Exercise input:

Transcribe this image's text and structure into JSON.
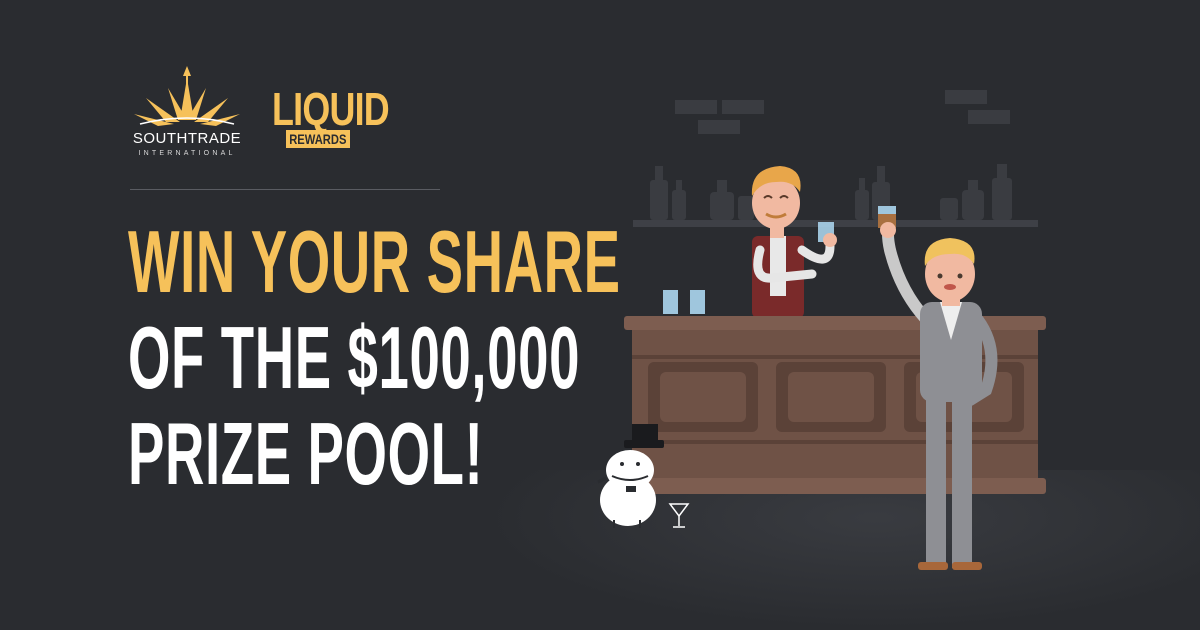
{
  "logos": {
    "southtrade": {
      "name": "SOUTHTRADE",
      "sub": "INTERNATIONAL"
    },
    "liquid": {
      "name": "LIQUID",
      "badge": "REWARDS"
    }
  },
  "headline": {
    "line1": "WIN YOUR SHARE",
    "line2": "OF THE $100,000",
    "line3": "PRIZE POOL!"
  },
  "colors": {
    "background": "#2a2c30",
    "accent": "#f6c15a",
    "text": "#ffffff",
    "bar_wood": "#6f5246"
  }
}
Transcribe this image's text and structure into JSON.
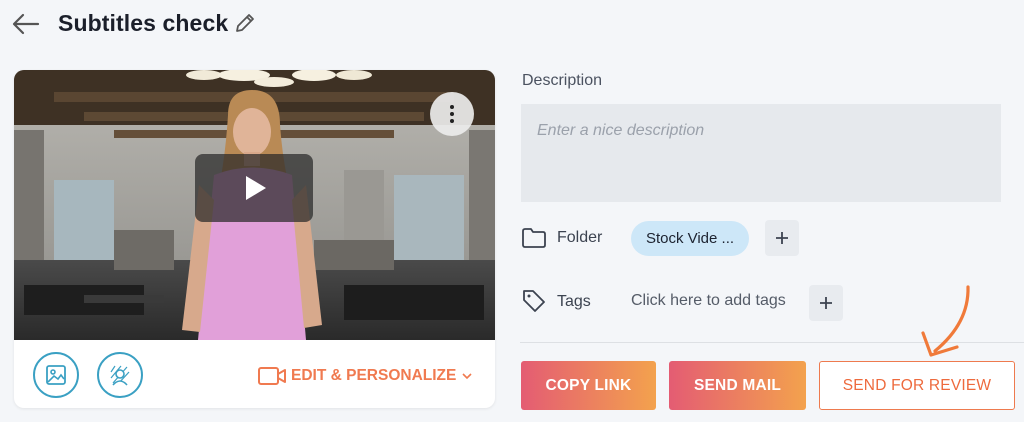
{
  "header": {
    "title": "Subtitles check",
    "back_icon": "arrow-left-icon",
    "edit_icon": "pencil-icon"
  },
  "video": {
    "more_icon": "more-vertical-icon",
    "play_icon": "play-icon",
    "thumbnail_icon": "image-icon",
    "avatar_icon": "avatar-icon",
    "personalize_label": "EDIT & PERSONALIZE",
    "personalize_icon": "video-camera-icon",
    "chevron_icon": "chevron-down-icon"
  },
  "description": {
    "label": "Description",
    "placeholder": "Enter a nice description",
    "value": ""
  },
  "folder": {
    "label": "Folder",
    "icon": "folder-icon",
    "value": "Stock Vide ...",
    "add_icon": "plus-icon"
  },
  "tags": {
    "label": "Tags",
    "icon": "tag-icon",
    "placeholder": "Click here to add tags",
    "add_icon": "plus-icon"
  },
  "actions": {
    "copy_link": "COPY LINK",
    "send_mail": "SEND MAIL",
    "send_for_review": "SEND FOR REVIEW"
  },
  "colors": {
    "accent_orange": "#f07a50",
    "gradient_start": "#e45c73",
    "gradient_end": "#f3a24d",
    "chip_blue": "#cde7f8",
    "circle_icon_blue": "#3aa0c3"
  }
}
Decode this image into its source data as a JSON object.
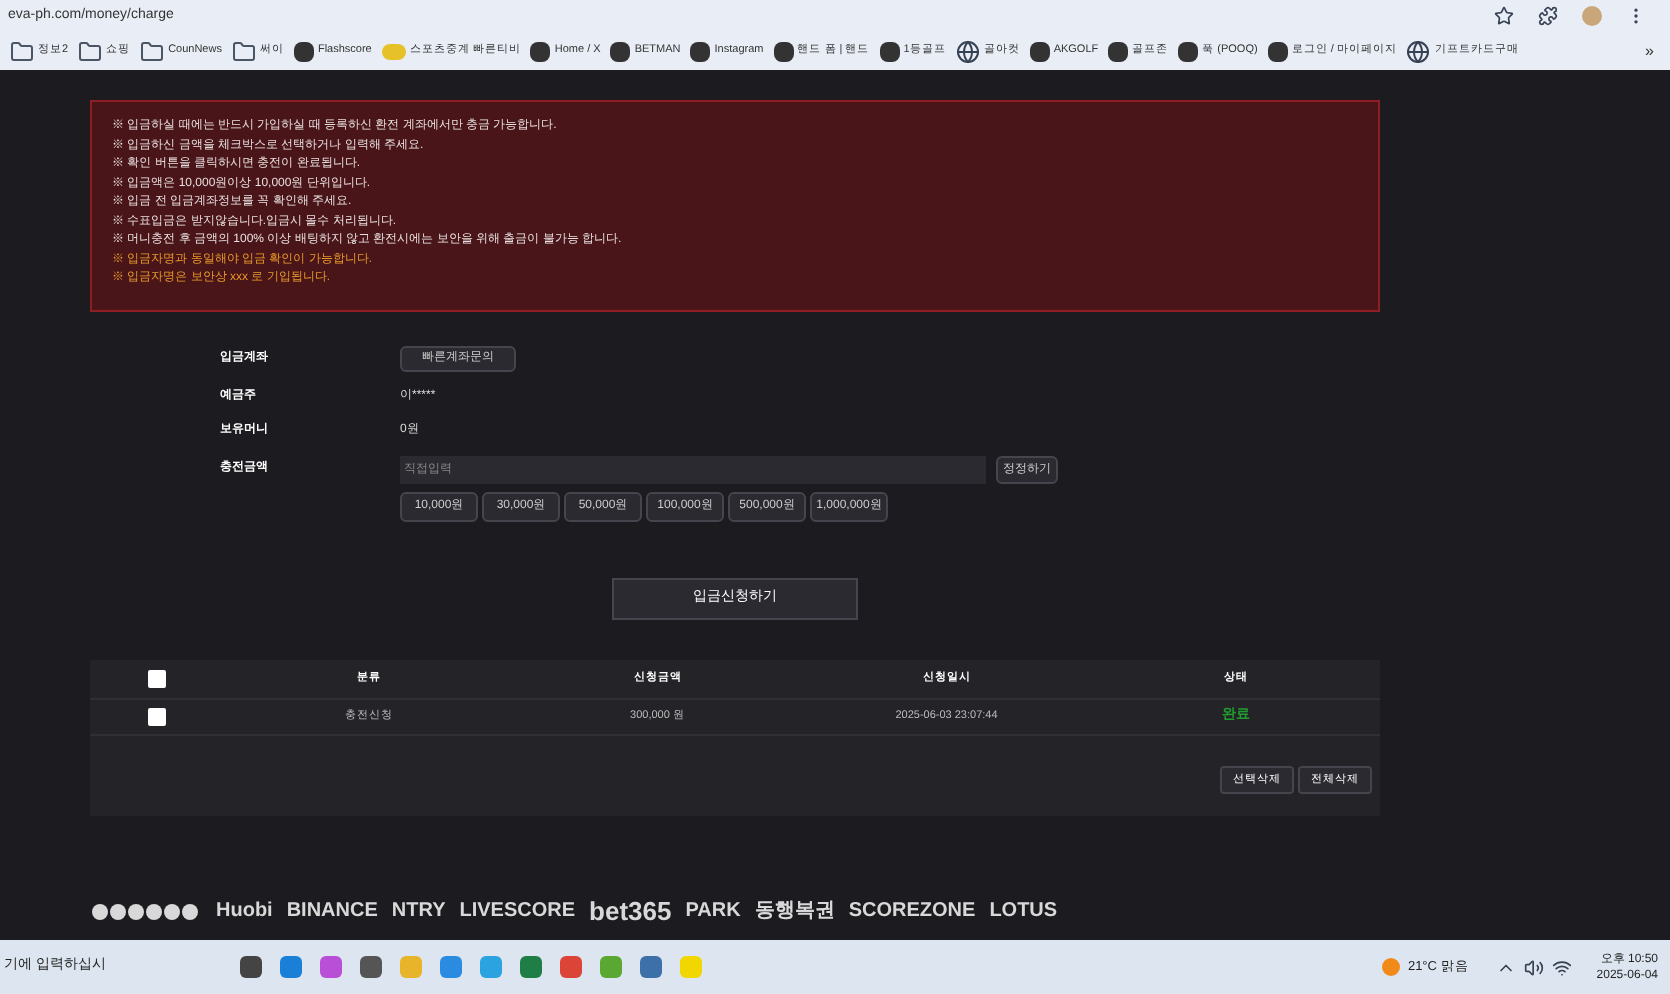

Set exercise: Restate the data above exactly, stripping out each image.

Solution to this problem:
Transcribe this image's text and structure into JSON.
{
  "logos": {
    "southtrade": {
      "name": "SOUTHTRADE",
      "sub": "INTERNATIONAL"
    },
    "liquid": {
      "name": "LIQUID",
      "badge": "REWARDS"
    }
  },
  "headline": {
    "line1": "WIN YOUR SHARE",
    "line2": "OF THE $100,000",
    "line3": "PRIZE POOL!"
  },
  "colors": {
    "background": "#2a2c30",
    "accent": "#f6c15a",
    "text": "#ffffff",
    "bar_wood": "#6f5246"
  }
}
Transcribe this image's text and structure into JSON.
{
  "header": {
    "title": "Subtitles check",
    "back_icon": "arrow-left-icon",
    "edit_icon": "pencil-icon"
  },
  "video": {
    "more_icon": "more-vertical-icon",
    "play_icon": "play-icon",
    "thumbnail_icon": "image-icon",
    "avatar_icon": "avatar-icon",
    "personalize_label": "EDIT & PERSONALIZE",
    "personalize_icon": "video-camera-icon",
    "chevron_icon": "chevron-down-icon"
  },
  "description": {
    "label": "Description",
    "placeholder": "Enter a nice description",
    "value": ""
  },
  "folder": {
    "label": "Folder",
    "icon": "folder-icon",
    "value": "Stock Vide ...",
    "add_icon": "plus-icon"
  },
  "tags": {
    "label": "Tags",
    "icon": "tag-icon",
    "placeholder": "Click here to add tags",
    "add_icon": "plus-icon"
  },
  "actions": {
    "copy_link": "COPY LINK",
    "send_mail": "SEND MAIL",
    "send_for_review": "SEND FOR REVIEW"
  },
  "colors": {
    "accent_orange": "#f07a50",
    "gradient_start": "#e45c73",
    "gradient_end": "#f3a24d",
    "chip_blue": "#cde7f8",
    "circle_icon_blue": "#3aa0c3"
  }
}
Decode this image into its source data as a JSON object.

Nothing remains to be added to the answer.